Collection entries >>
-=-=-
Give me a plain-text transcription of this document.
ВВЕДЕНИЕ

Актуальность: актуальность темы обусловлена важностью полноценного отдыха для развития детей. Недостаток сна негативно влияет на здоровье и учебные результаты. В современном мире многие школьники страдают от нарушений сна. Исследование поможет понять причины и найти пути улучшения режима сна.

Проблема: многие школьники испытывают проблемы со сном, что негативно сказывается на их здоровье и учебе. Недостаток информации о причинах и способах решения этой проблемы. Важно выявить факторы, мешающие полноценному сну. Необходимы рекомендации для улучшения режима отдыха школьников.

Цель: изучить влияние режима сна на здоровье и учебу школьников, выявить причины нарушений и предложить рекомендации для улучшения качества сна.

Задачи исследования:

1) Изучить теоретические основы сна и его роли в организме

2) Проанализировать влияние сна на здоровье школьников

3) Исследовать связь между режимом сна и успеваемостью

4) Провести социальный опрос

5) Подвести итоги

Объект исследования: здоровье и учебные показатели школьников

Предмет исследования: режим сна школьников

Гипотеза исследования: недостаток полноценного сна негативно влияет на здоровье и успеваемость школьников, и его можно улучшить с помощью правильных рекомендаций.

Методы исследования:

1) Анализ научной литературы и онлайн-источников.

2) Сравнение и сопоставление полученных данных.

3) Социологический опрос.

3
-=-=-
TASK TO COMPLETE >> Each record above must be given again exactly.

TASK SOLUTION >>
Give me a plain-text transcription of this document.
ВВЕДЕНИЕ

Актуальность: актуальность темы обусловлена важностью полноценного отдыха для развития детей. Недостаток сна негативно влияет на здоровье и учебные результаты. В современном мире многие школьники страдают от нарушений сна. Исследование поможет понять причины и найти пути улучшения режима сна.

Проблема: многие школьники испытывают проблемы со сном, что негативно сказывается на их здоровье и учебе. Недостаток информации о причинах и способах решения этой проблемы. Важно выявить факторы, мешающие полноценному сну. Необходимы рекомендации для улучшения режима отдыха школьников.

Цель: изучить влияние режима сна на здоровье и учебу школьников, выявить причины нарушений и предложить рекомендации для улучшения качества сна.

Задачи исследования:

1) Изучить теоретические основы сна и его роли в организме

2) Проанализировать влияние сна на здоровье школьников

3) Исследовать связь между режимом сна и успеваемостью

4) Провести социальный опрос

5) Подвести итоги

Объект исследования: здоровье и учебные показатели школьников

Предмет исследования: режим сна школьников

Гипотеза исследования: недостаток полноценного сна негативно влияет на здоровье и успеваемость школьников, и его можно улучшить с помощью правильных рекомендаций.

Методы исследования:

1) Анализ научной литературы и онлайн-источников.

2) Сравнение и сопоставление полученных данных.

3) Социологический опрос.

3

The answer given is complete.